#### SET EXERCISE
Output each line of the material exactly as it stands.

#### RECORD SET
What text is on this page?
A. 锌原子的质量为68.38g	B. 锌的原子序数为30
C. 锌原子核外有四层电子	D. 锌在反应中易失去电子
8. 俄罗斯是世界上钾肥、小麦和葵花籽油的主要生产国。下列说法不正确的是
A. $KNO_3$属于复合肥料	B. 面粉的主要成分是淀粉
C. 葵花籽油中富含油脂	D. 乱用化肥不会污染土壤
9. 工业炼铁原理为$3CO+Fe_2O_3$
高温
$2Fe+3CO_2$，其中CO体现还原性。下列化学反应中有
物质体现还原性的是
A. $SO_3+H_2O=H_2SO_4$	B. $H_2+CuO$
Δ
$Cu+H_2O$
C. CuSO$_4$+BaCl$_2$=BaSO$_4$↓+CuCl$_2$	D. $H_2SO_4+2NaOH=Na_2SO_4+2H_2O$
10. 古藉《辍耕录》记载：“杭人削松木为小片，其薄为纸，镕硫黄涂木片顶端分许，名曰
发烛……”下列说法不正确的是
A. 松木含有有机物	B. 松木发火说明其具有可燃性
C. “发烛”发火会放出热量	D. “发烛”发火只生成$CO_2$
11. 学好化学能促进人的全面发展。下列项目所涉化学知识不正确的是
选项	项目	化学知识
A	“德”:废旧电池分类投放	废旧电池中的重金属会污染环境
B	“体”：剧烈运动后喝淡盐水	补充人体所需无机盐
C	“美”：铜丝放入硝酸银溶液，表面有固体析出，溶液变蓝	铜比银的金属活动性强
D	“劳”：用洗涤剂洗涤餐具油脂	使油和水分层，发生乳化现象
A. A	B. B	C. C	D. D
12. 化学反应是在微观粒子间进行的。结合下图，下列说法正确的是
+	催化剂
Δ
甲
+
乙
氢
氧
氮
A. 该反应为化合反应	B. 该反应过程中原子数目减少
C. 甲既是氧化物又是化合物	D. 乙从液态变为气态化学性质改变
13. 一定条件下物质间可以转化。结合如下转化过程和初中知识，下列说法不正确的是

#### FINAL RESULT
What text is on this page?
A. 锌原子的质量为68.38g	B. 锌的原子序数为30
C. 锌原子核外有四层电子	D. 锌在反应中易失去电子
8. 俄罗斯是世界上钾肥、小麦和葵花籽油的主要生产国。下列说法不正确的是
A. $KNO_3$属于复合肥料	B. 面粉的主要成分是淀粉
C. 葵花籽油中富含油脂	D. 乱用化肥不会污染土壤
9. 工业炼铁原理为$3CO+Fe_2O_3$
高温
$2Fe+3CO_2$，其中CO体现还原性。下列化学反应中有
物质体现还原性的是
A. $SO_3+H_2O=H_2SO_4$	B. $H_2+CuO$
Δ
$Cu+H_2O$
C. CuSO$_4$+BaCl$_2$=BaSO$_4$↓+CuCl$_2$	D. $H_2SO_4+2NaOH=Na_2SO_4+2H_2O$
10. 古藉《辍耕录》记载：“杭人削松木为小片，其薄为纸，镕硫黄涂木片顶端分许，名曰
发烛……”下列说法不正确的是
A. 松木含有有机物	B. 松木发火说明其具有可燃性
C. “发烛”发火会放出热量	D. “发烛”发火只生成$CO_2$
11. 学好化学能促进人的全面发展。下列项目所涉化学知识不正确的是
选项	项目	化学知识
A	“德”:废旧电池分类投放	废旧电池中的重金属会污染环境
B	“体”：剧烈运动后喝淡盐水	补充人体所需无机盐
C	“美”：铜丝放入硝酸银溶液，表面有固体析出，溶液变蓝	铜比银的金属活动性强
D	“劳”：用洗涤剂洗涤餐具油脂	使油和水分层，发生乳化现象
A. A	B. B	C. C	D. D
12. 化学反应是在微观粒子间进行的。结合下图，下列说法正确的是
+	催化剂
Δ
甲
+
乙
氢
氧
氮
A. 该反应为化合反应	B. 该反应过程中原子数目减少
C. 甲既是氧化物又是化合物	D. 乙从液态变为气态化学性质改变
13. 一定条件下物质间可以转化。结合如下转化过程和初中知识，下列说法不正确的是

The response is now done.